#### EXERCISE GOAL:
Please output the lines shown below exactly as they appear.

-*-

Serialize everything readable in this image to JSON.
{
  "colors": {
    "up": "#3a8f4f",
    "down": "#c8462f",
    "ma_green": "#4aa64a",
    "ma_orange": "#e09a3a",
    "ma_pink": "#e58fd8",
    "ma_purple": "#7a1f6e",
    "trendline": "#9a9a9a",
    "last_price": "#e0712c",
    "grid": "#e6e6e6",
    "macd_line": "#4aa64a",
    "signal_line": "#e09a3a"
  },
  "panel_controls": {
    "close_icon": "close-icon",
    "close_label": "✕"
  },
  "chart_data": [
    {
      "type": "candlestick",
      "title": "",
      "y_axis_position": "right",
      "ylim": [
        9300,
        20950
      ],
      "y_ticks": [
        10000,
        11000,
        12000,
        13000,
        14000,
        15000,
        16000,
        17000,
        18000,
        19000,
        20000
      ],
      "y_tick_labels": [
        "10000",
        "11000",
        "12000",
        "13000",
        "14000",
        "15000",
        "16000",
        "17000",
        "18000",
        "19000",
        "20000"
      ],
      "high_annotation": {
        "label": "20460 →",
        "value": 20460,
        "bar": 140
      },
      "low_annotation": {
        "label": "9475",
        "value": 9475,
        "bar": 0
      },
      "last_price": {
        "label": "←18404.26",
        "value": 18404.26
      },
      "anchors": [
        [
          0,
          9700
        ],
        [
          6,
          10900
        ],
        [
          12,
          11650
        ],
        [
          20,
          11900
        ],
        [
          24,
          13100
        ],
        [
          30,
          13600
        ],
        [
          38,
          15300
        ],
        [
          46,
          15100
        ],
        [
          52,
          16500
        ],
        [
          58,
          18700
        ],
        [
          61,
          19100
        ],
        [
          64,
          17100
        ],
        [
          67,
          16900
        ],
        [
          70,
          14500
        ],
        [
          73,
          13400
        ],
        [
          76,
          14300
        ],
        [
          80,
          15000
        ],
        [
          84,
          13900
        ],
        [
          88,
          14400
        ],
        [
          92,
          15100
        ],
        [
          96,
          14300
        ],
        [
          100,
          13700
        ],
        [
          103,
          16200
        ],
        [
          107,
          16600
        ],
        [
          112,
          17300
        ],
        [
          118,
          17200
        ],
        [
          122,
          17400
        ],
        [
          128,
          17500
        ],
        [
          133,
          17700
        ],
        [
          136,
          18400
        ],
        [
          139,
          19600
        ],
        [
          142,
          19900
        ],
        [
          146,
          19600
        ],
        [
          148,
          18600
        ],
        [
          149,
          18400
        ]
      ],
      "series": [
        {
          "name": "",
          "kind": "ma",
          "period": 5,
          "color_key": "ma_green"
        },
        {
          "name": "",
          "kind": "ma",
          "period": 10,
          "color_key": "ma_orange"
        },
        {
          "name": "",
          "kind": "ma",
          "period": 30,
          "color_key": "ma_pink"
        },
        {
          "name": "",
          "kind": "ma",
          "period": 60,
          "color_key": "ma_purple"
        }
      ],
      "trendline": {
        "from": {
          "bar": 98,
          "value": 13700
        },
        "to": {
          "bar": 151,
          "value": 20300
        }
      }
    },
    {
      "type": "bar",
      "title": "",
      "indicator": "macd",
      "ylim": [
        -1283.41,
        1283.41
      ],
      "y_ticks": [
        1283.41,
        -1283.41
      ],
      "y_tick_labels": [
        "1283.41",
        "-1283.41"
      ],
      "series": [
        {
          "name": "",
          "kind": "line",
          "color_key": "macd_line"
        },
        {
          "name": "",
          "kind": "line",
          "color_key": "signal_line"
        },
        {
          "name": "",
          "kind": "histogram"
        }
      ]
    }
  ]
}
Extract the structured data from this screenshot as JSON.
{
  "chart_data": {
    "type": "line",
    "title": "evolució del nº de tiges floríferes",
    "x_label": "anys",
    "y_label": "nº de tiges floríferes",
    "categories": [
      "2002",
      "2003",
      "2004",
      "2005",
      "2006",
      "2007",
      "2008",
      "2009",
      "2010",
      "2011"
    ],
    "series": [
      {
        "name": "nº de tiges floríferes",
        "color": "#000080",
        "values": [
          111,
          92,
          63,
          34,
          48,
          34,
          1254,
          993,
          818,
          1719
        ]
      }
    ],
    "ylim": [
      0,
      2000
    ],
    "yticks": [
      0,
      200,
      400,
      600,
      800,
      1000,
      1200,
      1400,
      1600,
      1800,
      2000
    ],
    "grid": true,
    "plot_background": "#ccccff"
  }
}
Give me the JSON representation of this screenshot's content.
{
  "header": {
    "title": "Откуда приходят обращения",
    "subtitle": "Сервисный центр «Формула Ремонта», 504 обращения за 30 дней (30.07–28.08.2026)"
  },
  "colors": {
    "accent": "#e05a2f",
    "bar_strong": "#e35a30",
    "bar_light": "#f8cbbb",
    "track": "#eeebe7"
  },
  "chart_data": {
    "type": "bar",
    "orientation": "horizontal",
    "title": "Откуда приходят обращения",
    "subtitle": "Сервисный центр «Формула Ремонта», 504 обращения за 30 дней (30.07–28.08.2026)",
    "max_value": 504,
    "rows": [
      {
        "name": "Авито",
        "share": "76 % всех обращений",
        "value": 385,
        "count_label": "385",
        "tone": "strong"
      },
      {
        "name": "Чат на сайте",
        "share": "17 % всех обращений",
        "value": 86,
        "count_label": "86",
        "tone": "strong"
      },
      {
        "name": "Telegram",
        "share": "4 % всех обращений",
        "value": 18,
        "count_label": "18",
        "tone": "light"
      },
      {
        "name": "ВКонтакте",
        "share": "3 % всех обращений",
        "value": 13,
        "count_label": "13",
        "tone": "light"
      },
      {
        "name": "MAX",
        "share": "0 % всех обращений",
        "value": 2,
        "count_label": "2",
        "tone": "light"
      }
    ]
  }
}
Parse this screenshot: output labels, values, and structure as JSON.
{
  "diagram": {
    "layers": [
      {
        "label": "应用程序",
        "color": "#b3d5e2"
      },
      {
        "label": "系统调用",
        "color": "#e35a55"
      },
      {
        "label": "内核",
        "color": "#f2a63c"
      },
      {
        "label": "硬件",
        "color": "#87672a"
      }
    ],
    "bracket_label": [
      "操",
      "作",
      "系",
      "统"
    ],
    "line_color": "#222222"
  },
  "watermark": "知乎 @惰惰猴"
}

-*-

#### THE REPLY:
Serialize everything readable in this image to JSON.
{
  "colors": {
    "up": "#3a8f4f",
    "down": "#c8462f",
    "ma_green": "#4aa64a",
    "ma_orange": "#e09a3a",
    "ma_pink": "#e58fd8",
    "ma_purple": "#7a1f6e",
    "trendline": "#9a9a9a",
    "last_price": "#e0712c",
    "grid": "#e6e6e6",
    "macd_line": "#4aa64a",
    "signal_line": "#e09a3a"
  },
  "panel_controls": {
    "close_icon": "close-icon",
    "close_label": "✕"
  },
  "chart_data": [
    {
      "type": "candlestick",
      "title": "",
      "y_axis_position": "right",
      "ylim": [
        9300,
        20950
      ],
      "y_ticks": [
        10000,
        11000,
        12000,
        13000,
        14000,
        15000,
        16000,
        17000,
        18000,
        19000,
        20000
      ],
      "y_tick_labels": [
        "10000",
        "11000",
        "12000",
        "13000",
        "14000",
        "15000",
        "16000",
        "17000",
        "18000",
        "19000",
        "20000"
      ],
      "high_annotation": {
        "label": "20460 →",
        "value": 20460,
        "bar": 140
      },
      "low_annotation": {
        "label": "9475",
        "value": 9475,
        "bar": 0
      },
      "last_price": {
        "label": "←18404.26",
        "value": 18404.26
      },
      "anchors": [
        [
          0,
          9700
        ],
        [
          6,
          10900
        ],
        [
          12,
          11650
        ],
        [
          20,
          11900
        ],
        [
          24,
          13100
        ],
        [
          30,
          13600
        ],
        [
          38,
          15300
        ],
        [
          46,
          15100
        ],
        [
          52,
          16500
        ],
        [
          58,
          18700
        ],
        [
          61,
          19100
        ],
        [
          64,
          17100
        ],
        [
          67,
          16900
        ],
        [
          70,
          14500
        ],
        [
          73,
          13400
        ],
        [
          76,
          14300
        ],
        [
          80,
          15000
        ],
        [
          84,
          13900
        ],
        [
          88,
          14400
        ],
        [
          92,
          15100
        ],
        [
          96,
          14300
        ],
        [
          100,
          13700
        ],
        [
          103,
          16200
        ],
        [
          107,
          16600
        ],
        [
          112,
          17300
        ],
        [
          118,
          17200
        ],
        [
          122,
          17400
        ],
        [
          128,
          17500
        ],
        [
          133,
          17700
        ],
        [
          136,
          18400
        ],
        [
          139,
          19600
        ],
        [
          142,
          19900
        ],
        [
          146,
          19600
        ],
        [
          148,
          18600
        ],
        [
          149,
          18400
        ]
      ],
      "series": [
        {
          "name": "",
          "kind": "ma",
          "period": 5,
          "color_key": "ma_green"
        },
        {
          "name": "",
          "kind": "ma",
          "period": 10,
          "color_key": "ma_orange"
        },
        {
          "name": "",
          "kind": "ma",
          "period": 30,
          "color_key": "ma_pink"
        },
        {
          "name": "",
          "kind": "ma",
          "period": 60,
          "color_key": "ma_purple"
        }
      ],
      "trendline": {
        "from": {
          "bar": 98,
          "value": 13700
        },
        "to": {
          "bar": 151,
          "value": 20300
        }
      }
    },
    {
      "type": "bar",
      "title": "",
      "indicator": "macd",
      "ylim": [
        -1283.41,
        1283.41
      ],
      "y_ticks": [
        1283.41,
        -1283.41
      ],
      "y_tick_labels": [
        "1283.41",
        "-1283.41"
      ],
      "series": [
        {
          "name": "",
          "kind": "line",
          "color_key": "macd_line"
        },
        {
          "name": "",
          "kind": "line",
          "color_key": "signal_line"
        },
        {
          "name": "",
          "kind": "histogram"
        }
      ]
    }
  ]
}
Extract the structured data from this screenshot as JSON.
{
  "chart_data": {
    "type": "line",
    "title": "evolució del nº de tiges floríferes",
    "x_label": "anys",
    "y_label": "nº de tiges floríferes",
    "categories": [
      "2002",
      "2003",
      "2004",
      "2005",
      "2006",
      "2007",
      "2008",
      "2009",
      "2010",
      "2011"
    ],
    "series": [
      {
        "name": "nº de tiges floríferes",
        "color": "#000080",
        "values": [
          111,
          92,
          63,
          34,
          48,
          34,
          1254,
          993,
          818,
          1719
        ]
      }
    ],
    "ylim": [
      0,
      2000
    ],
    "yticks": [
      0,
      200,
      400,
      600,
      800,
      1000,
      1200,
      1400,
      1600,
      1800,
      2000
    ],
    "grid": true,
    "plot_background": "#ccccff"
  }
}
Give me the JSON representation of this screenshot's content.
{
  "header": {
    "title": "Откуда приходят обращения",
    "subtitle": "Сервисный центр «Формула Ремонта», 504 обращения за 30 дней (30.07–28.08.2026)"
  },
  "colors": {
    "accent": "#e05a2f",
    "bar_strong": "#e35a30",
    "bar_light": "#f8cbbb",
    "track": "#eeebe7"
  },
  "chart_data": {
    "type": "bar",
    "orientation": "horizontal",
    "title": "Откуда приходят обращения",
    "subtitle": "Сервисный центр «Формула Ремонта», 504 обращения за 30 дней (30.07–28.08.2026)",
    "max_value": 504,
    "rows": [
      {
        "name": "Авито",
        "share": "76 % всех обращений",
        "value": 385,
        "count_label": "385",
        "tone": "strong"
      },
      {
        "name": "Чат на сайте",
        "share": "17 % всех обращений",
        "value": 86,
        "count_label": "86",
        "tone": "strong"
      },
      {
        "name": "Telegram",
        "share": "4 % всех обращений",
        "value": 18,
        "count_label": "18",
        "tone": "light"
      },
      {
        "name": "ВКонтакте",
        "share": "3 % всех обращений",
        "value": 13,
        "count_label": "13",
        "tone": "light"
      },
      {
        "name": "MAX",
        "share": "0 % всех обращений",
        "value": 2,
        "count_label": "2",
        "tone": "light"
      }
    ]
  }
}
Parse this screenshot: output labels, values, and structure as JSON.
{
  "diagram": {
    "layers": [
      {
        "label": "应用程序",
        "color": "#b3d5e2"
      },
      {
        "label": "系统调用",
        "color": "#e35a55"
      },
      {
        "label": "内核",
        "color": "#f2a63c"
      },
      {
        "label": "硬件",
        "color": "#87672a"
      }
    ],
    "bracket_label": [
      "操",
      "作",
      "系",
      "统"
    ],
    "line_color": "#222222"
  },
  "watermark": "知乎 @惰惰猴"
}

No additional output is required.